* _Source excerpt_
|---|
# Are you watching the boxing on now?



## Craig the cyclist (19 Mar 2022)

Hall vs Bjornsson?

There is a live free stream, https://www.segi.tv/thorvseddie , basically two massive blokes hitting each other, I don't think it will be a light footed masterclass of the noble art, but may create a small earthquake!


----------



## T.M.H.N.E.T (19 Mar 2022)

Yup


----------



## Beebo (19 Mar 2022)

They boxed themselves to a standstill after 4 rounds. 
I’d like to see them against a boxer like Dubois


----------



## mistyoptic (19 Mar 2022)

I don’t have a TV


----------



## Phaeton (19 Mar 2022)

mistyoptic said:


> I don’t have a TV


What's a TV?


----------



## stephec (19 Mar 2022)

Phaeton said:


> What's a TV?


A bloke who's called Mabel on Sundays.


----------



## AndyRM (20 Mar 2022)

Moneymaking nonsense, but I'd have watched it if I knew it was happening.


----------



## swee'pea99 (20 Mar 2022)
|---|
(Excerpts from a layout annotation set)
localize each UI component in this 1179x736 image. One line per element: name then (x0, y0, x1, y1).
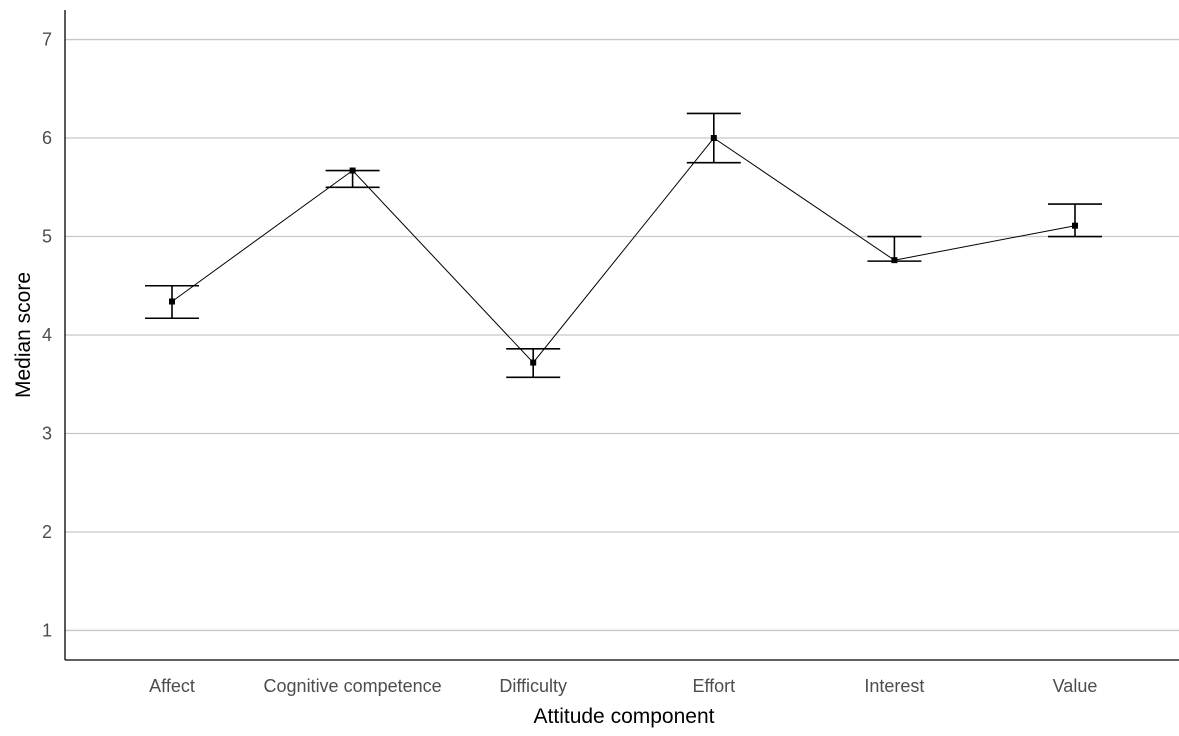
data-point (891, 257, 897, 263)
y-tick-label: 3 (42, 423, 52, 443)
x-tick-label: Effort (692, 676, 735, 696)
x-tick-label: Cognitive competence (264, 676, 442, 696)
error-bars (145, 113, 1102, 377)
y-tick-labels: 1 2 3 4 5 6 7 (42, 30, 52, 641)
x-tick-labels: Affect Cognitive competence Difficulty Effo… (149, 676, 1097, 696)
y-tick-label: 7 (42, 30, 52, 50)
y-tick-label: 2 (42, 522, 52, 542)
data-point (1072, 223, 1078, 229)
y-tick-label: 1 (42, 620, 52, 640)
data-point (169, 299, 175, 305)
x-tick-label: Value (1053, 676, 1098, 696)
y-axis-title: Median score (12, 272, 35, 398)
y-tick-label: 6 (42, 128, 52, 148)
x-tick-label: Affect (149, 676, 195, 696)
x-tick-label: Difficulty (499, 676, 567, 696)
data-point (350, 168, 356, 174)
y-tick-label: 5 (42, 227, 52, 247)
x-tick-label: Interest (864, 676, 924, 696)
y-tick-label: 4 (42, 325, 52, 345)
x-axis-title: Attitude component (534, 705, 715, 728)
gridlines (65, 40, 1179, 631)
data-point (530, 360, 536, 366)
error-bar (1048, 204, 1102, 237)
data-point (711, 135, 717, 141)
median-series-line (172, 138, 1075, 363)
|---|
* _Given problem A_
Duplicate the boxing thread from "## Craig the" to "T.M.H.N.E.T (19 Mar 2022)".
* _Given problem B_
Answer these questions using the boxing thread:
(i) Which two fighters does the first post name?
(ii) After how many rounds does Beebo say they boxed themselves to a standstill?
(iii) What does AndyRM call the event?

* _Exercise output A_
## Craig the cyclist (19 Mar 2022)

Hall vs Bjornsson?

There is a live free stream, https://www.segi.tv/thorvseddie , basically two massive blokes hitting each other, I don't think it will be a light footed masterclass of the noble art, but may create a small earthquake!


----------



## T.M.H.N.E.T (19 Mar 2022)

* _Exercise output B_
(i) Hall and Bjornsson
(ii) 4 rounds
(iii) Moneymaking nonsense